Exercise details:
Reproduce all entries precisely as they are written.

##########

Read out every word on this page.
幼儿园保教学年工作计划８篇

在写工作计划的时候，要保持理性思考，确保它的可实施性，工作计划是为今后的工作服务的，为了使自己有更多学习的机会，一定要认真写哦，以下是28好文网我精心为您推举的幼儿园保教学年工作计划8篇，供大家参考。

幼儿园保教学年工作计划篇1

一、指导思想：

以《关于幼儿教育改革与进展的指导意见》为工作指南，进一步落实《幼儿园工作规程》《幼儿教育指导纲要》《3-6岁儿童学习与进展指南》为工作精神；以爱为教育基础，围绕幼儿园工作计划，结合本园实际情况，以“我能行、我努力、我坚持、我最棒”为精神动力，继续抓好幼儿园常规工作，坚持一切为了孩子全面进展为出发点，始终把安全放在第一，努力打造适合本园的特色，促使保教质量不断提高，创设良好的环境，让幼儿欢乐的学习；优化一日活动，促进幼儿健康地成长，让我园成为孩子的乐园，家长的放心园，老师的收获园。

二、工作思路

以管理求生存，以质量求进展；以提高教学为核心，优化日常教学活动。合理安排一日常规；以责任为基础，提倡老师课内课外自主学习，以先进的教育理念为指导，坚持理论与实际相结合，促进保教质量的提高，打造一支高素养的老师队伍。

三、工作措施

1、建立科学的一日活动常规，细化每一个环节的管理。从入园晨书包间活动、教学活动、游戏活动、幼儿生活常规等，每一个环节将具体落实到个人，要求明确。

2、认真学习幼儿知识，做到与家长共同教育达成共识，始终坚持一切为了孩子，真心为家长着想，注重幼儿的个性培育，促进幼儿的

##########

Solution to the exercise:
Read out every word on this page.
幼儿园保教学年工作计划８篇

在写工作计划的时候，要保持理性思考，确保它的可实施性，工作计划是为今后的工作服务的，为了使自己有更多学习的机会，一定要认真写哦，以下是28好文网我精心为您推举的幼儿园保教学年工作计划8篇，供大家参考。

幼儿园保教学年工作计划篇1

一、指导思想：

以《关于幼儿教育改革与进展的指导意见》为工作指南，进一步落实《幼儿园工作规程》《幼儿教育指导纲要》《3-6岁儿童学习与进展指南》为工作精神；以爱为教育基础，围绕幼儿园工作计划，结合本园实际情况，以“我能行、我努力、我坚持、我最棒”为精神动力，继续抓好幼儿园常规工作，坚持一切为了孩子全面进展为出发点，始终把安全放在第一，努力打造适合本园的特色，促使保教质量不断提高，创设良好的环境，让幼儿欢乐的学习；优化一日活动，促进幼儿健康地成长，让我园成为孩子的乐园，家长的放心园，老师的收获园。

二、工作思路

以管理求生存，以质量求进展；以提高教学为核心，优化日常教学活动。合理安排一日常规；以责任为基础，提倡老师课内课外自主学习，以先进的教育理念为指导，坚持理论与实际相结合，促进保教质量的提高，打造一支高素养的老师队伍。

三、工作措施

1、建立科学的一日活动常规，细化每一个环节的管理。从入园晨书包间活动、教学活动、游戏活动、幼儿生活常规等，每一个环节将具体落实到个人，要求明确。

2、认真学习幼儿知识，做到与家长共同教育达成共识，始终坚持一切为了孩子，真心为家长着想，注重幼儿的个性培育，促进幼儿的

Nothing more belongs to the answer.